• _What needs to be done_:
Images do not belong in the copy. Retype all the entries below exactly.

##### Data entries #####

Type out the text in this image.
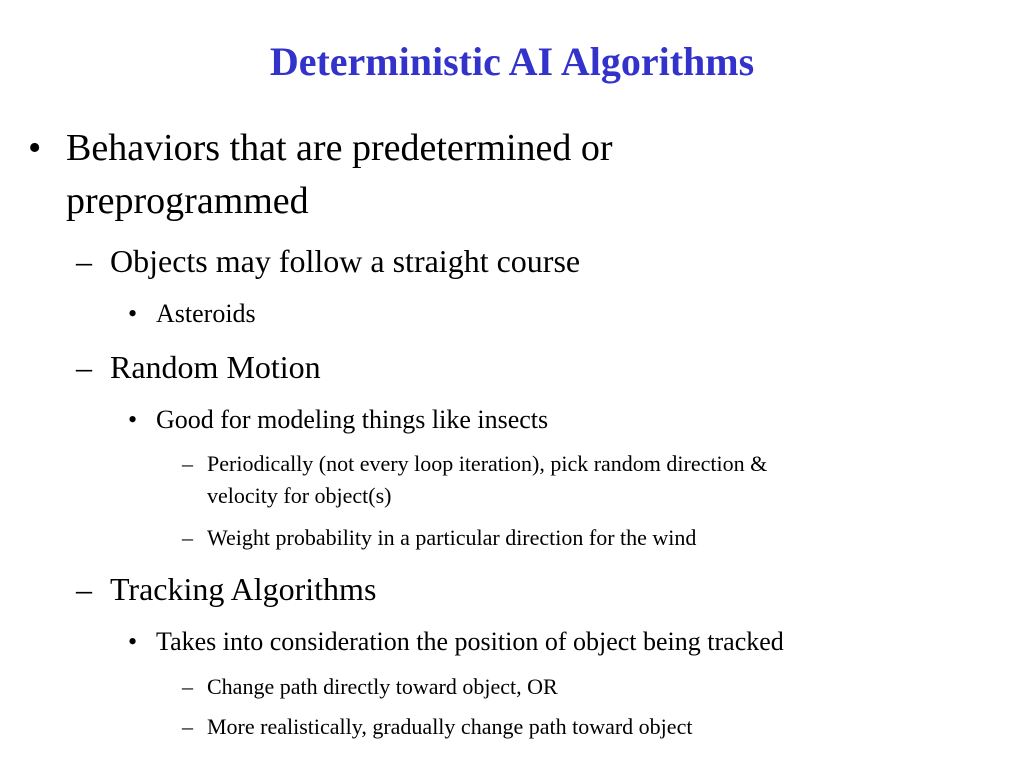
Deterministic AI Algorithms
• Behaviors that are predetermined or
preprogrammed
– Objects may follow a straight course
• Asteroids
– Random Motion
• Good for modeling things like insects
– Periodically (not every loop iteration), pick random direction &
velocity for object(s)
– Weight probability in a particular direction for the wind
– Tracking Algorithms
• Takes into consideration the position of object being tracked
– Change path directly toward object, OR
– More realistically, gradually change path toward object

#####

• _Exercise answer_:
Type out the text in this image.
Deterministic AI Algorithms
• Behaviors that are predetermined or
preprogrammed
– Objects may follow a straight course
• Asteroids
– Random Motion
• Good for modeling things like insects
– Periodically (not every loop iteration), pick random direction &
velocity for object(s)
– Weight probability in a particular direction for the wind
– Tracking Algorithms
• Takes into consideration the position of object being tracked
– Change path directly toward object, OR
– More realistically, gradually change path toward object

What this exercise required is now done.